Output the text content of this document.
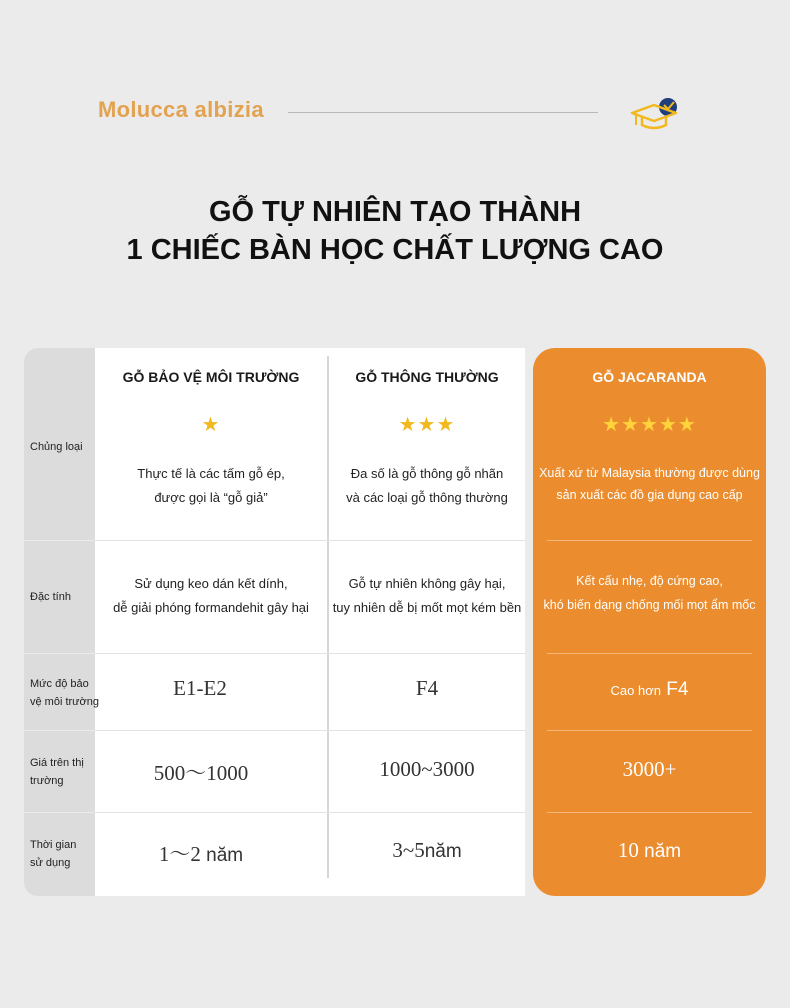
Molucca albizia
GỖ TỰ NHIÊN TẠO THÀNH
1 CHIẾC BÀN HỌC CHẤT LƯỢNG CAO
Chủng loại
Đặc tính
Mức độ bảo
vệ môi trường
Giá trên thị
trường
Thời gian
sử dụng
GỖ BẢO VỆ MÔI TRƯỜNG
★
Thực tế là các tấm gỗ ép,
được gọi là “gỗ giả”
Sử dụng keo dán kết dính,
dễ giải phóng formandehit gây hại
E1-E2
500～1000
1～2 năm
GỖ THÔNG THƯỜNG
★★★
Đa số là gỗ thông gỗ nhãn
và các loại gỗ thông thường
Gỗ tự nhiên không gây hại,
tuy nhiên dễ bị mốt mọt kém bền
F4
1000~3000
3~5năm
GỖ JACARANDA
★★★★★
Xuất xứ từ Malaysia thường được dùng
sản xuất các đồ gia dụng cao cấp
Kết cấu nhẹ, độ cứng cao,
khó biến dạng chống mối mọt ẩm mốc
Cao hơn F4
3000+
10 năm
_____
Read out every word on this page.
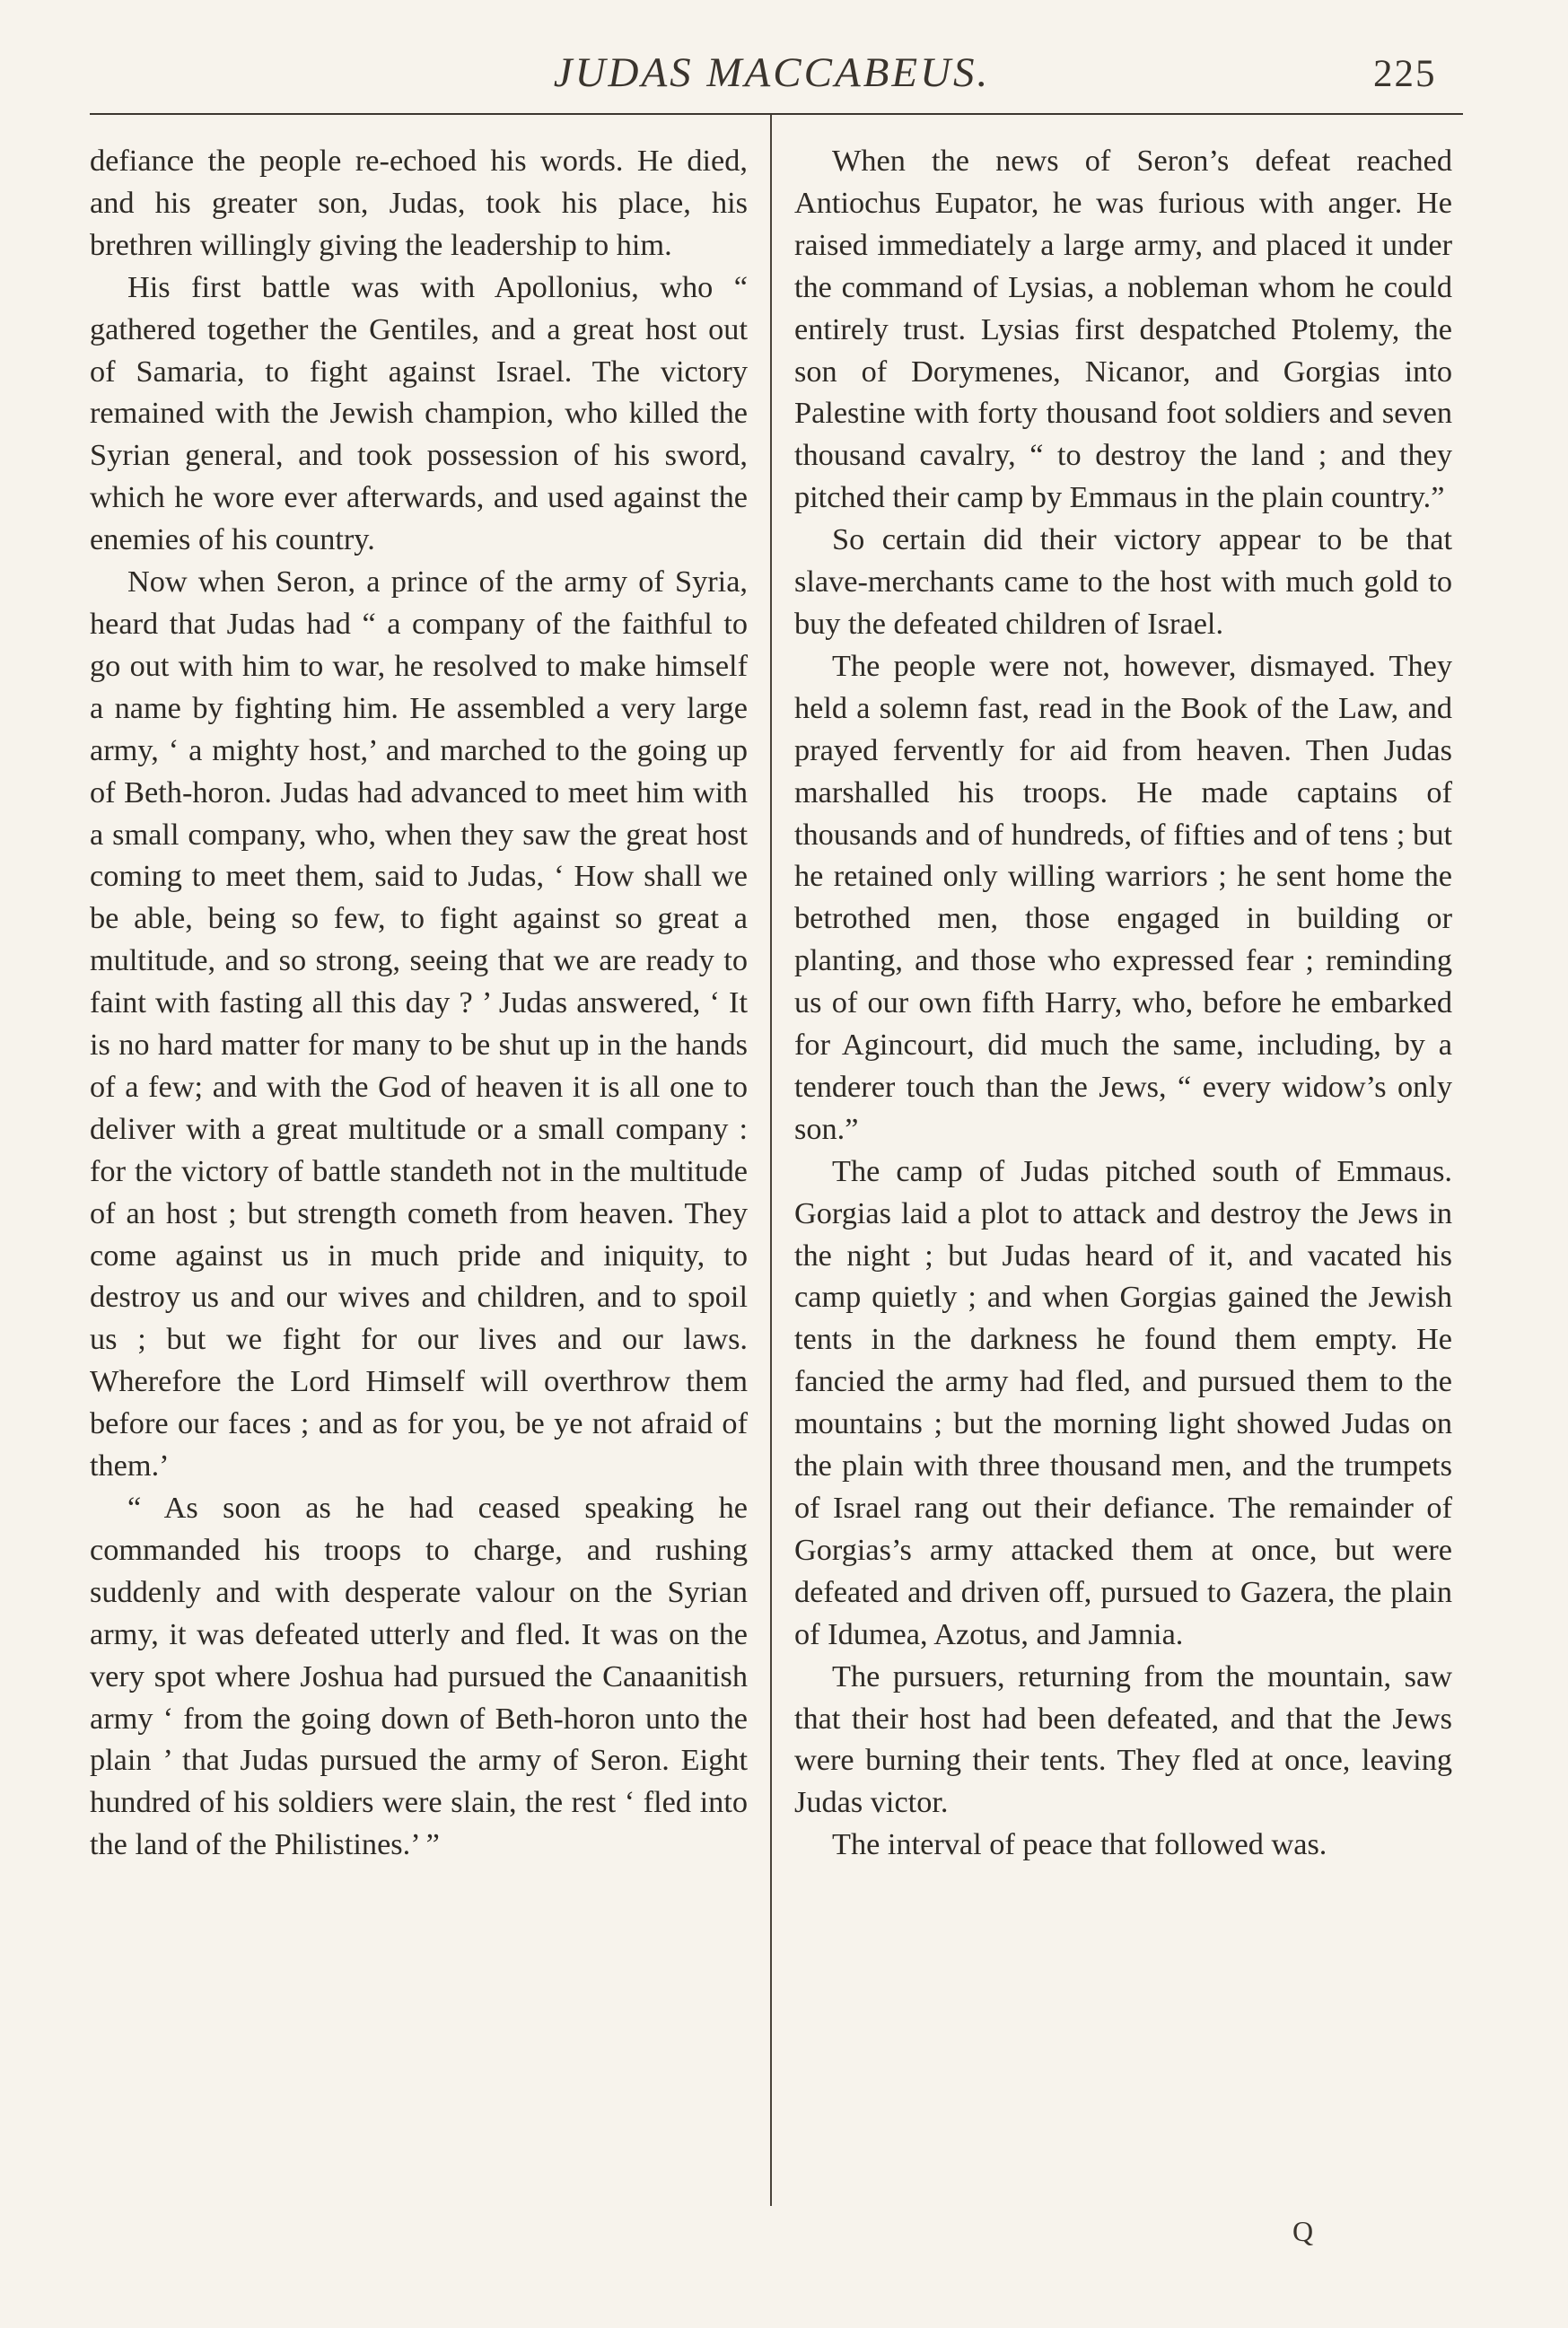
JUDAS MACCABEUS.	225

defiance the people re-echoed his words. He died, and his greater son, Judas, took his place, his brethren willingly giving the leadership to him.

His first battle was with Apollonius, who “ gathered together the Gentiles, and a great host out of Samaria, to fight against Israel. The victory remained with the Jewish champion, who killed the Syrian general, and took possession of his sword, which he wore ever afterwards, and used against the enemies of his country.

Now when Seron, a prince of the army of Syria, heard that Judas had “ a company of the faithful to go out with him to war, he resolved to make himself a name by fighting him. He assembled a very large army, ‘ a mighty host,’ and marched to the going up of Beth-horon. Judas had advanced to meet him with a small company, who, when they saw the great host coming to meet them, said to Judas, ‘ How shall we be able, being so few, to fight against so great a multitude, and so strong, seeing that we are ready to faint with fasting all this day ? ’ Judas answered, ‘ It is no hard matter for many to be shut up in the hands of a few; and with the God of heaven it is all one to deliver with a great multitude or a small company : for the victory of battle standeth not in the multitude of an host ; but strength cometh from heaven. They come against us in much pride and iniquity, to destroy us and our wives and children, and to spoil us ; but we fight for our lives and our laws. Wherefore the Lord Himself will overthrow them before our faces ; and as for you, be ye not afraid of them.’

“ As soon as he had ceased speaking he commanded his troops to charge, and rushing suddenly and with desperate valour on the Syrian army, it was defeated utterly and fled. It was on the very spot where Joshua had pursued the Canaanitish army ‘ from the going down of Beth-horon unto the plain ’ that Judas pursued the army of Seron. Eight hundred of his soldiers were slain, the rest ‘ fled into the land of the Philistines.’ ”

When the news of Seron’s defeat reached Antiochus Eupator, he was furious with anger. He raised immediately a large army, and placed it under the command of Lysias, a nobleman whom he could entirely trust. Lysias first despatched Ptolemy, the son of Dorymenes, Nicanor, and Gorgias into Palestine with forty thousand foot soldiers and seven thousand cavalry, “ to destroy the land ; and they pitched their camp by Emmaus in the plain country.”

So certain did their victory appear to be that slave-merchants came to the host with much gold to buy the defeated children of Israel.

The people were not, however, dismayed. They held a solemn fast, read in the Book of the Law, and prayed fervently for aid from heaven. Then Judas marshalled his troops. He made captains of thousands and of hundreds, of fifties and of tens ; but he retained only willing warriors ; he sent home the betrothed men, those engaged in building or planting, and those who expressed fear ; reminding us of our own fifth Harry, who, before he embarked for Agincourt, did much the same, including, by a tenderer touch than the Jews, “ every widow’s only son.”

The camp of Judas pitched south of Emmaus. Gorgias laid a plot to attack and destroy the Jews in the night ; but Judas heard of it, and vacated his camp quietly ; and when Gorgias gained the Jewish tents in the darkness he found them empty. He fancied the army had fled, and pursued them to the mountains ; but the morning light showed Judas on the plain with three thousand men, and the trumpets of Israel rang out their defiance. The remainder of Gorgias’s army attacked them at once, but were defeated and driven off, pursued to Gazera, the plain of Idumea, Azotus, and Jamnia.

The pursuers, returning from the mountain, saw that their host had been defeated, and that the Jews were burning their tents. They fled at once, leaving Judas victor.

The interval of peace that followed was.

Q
_____
Exercise brief: In the data above, count the lines where the word "dụng" appears; reply with the number only.

Task output: 3